> Aim: Please report every line from the material that contains the word "JSON".

> Records provided:

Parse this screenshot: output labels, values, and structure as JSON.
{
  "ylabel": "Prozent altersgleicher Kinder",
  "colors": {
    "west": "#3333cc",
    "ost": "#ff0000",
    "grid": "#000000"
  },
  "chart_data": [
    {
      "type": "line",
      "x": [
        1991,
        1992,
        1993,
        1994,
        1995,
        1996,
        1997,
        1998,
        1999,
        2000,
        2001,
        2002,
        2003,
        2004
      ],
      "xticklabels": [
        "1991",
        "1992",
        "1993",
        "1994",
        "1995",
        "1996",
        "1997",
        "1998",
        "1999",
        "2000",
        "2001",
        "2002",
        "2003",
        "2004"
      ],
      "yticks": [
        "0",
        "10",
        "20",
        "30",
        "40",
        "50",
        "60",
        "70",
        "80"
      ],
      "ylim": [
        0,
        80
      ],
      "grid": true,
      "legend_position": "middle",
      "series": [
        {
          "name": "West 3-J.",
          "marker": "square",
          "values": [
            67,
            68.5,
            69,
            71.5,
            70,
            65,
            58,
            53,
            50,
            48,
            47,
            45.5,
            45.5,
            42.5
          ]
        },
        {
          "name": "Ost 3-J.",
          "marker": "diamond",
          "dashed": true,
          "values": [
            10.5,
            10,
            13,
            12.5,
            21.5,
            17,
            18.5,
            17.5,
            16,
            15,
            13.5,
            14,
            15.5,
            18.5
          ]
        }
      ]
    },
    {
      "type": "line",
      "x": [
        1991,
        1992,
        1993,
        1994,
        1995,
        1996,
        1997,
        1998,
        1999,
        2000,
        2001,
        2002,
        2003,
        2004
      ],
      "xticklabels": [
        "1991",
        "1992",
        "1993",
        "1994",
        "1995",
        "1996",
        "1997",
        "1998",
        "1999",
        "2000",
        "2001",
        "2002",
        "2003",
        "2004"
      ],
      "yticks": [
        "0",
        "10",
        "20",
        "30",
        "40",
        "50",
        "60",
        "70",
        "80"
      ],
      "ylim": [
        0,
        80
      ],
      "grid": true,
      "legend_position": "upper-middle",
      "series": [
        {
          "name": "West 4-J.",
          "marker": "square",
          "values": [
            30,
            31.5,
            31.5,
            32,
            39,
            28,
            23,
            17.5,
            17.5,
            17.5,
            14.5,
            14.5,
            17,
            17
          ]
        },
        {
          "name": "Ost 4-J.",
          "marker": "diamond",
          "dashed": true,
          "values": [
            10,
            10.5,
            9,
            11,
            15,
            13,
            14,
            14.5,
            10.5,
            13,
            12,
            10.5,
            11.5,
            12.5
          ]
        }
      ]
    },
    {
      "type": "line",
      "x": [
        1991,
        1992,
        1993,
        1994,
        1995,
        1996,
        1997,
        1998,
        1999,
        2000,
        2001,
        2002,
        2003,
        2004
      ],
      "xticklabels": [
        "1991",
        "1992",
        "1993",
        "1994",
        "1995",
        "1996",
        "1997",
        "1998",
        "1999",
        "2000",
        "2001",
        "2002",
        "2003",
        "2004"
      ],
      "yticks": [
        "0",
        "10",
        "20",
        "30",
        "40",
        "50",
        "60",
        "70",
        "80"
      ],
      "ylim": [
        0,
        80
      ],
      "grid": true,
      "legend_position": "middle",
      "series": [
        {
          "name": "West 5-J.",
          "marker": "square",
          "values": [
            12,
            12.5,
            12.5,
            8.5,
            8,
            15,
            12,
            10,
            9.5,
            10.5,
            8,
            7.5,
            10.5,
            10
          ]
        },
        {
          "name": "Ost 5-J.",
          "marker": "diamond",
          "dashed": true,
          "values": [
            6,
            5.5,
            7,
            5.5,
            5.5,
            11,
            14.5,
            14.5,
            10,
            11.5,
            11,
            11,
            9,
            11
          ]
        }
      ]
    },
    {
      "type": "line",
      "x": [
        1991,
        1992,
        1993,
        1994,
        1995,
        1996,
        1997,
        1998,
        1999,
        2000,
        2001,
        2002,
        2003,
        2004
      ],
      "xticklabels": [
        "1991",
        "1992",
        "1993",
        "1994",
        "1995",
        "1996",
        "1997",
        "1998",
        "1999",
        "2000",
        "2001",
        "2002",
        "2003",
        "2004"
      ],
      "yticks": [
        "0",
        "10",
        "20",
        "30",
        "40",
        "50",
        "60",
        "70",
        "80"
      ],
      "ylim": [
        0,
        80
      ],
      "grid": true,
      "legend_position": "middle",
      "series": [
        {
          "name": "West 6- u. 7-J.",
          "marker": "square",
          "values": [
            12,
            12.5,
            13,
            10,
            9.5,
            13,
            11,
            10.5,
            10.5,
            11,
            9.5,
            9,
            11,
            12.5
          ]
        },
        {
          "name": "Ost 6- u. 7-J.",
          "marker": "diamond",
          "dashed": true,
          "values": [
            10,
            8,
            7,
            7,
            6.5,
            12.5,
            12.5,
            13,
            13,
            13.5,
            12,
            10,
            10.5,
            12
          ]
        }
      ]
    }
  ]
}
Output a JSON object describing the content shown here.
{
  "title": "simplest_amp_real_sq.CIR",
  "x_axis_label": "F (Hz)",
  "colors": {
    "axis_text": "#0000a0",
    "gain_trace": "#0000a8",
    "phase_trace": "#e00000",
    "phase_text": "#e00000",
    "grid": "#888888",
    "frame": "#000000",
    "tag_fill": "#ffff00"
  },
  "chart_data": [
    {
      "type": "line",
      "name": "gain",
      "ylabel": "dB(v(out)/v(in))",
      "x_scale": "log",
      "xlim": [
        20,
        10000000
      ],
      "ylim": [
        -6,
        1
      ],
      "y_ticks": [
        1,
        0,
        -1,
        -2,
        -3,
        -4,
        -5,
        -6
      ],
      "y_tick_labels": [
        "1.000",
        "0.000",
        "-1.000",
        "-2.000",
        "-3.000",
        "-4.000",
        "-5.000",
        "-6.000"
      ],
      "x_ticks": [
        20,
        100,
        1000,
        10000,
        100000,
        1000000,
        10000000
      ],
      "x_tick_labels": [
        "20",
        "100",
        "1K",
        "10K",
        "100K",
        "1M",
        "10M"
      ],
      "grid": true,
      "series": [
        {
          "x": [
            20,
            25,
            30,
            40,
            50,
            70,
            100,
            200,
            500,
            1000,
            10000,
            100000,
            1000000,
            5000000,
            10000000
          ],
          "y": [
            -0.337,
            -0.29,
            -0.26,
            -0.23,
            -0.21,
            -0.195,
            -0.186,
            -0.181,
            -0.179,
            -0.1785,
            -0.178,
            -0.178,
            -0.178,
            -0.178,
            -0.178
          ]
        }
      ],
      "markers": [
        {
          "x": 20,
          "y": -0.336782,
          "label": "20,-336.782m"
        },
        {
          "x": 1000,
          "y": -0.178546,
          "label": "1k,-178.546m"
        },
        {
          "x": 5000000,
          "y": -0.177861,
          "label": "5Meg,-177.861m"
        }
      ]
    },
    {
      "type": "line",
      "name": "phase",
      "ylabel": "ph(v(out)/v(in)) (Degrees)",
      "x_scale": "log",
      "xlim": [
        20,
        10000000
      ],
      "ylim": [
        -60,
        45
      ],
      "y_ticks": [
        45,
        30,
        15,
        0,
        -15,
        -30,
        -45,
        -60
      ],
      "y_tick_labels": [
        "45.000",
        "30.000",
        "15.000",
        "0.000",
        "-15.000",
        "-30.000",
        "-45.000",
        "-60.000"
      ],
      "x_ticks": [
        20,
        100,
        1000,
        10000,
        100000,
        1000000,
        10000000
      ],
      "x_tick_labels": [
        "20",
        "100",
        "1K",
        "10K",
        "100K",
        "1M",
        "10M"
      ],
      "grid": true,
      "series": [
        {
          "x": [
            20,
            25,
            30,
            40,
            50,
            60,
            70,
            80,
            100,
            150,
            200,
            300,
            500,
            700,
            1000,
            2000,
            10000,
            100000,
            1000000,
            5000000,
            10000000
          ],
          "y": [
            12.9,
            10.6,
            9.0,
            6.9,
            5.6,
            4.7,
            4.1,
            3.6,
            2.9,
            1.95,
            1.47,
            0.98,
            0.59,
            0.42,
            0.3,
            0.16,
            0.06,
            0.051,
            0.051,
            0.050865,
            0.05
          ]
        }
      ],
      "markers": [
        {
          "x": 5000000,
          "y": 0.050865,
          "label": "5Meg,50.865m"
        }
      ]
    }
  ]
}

> Expected answer:
Parse this screenshot: output labels, values, and structure as JSON.
Output a JSON object describing the content shown here.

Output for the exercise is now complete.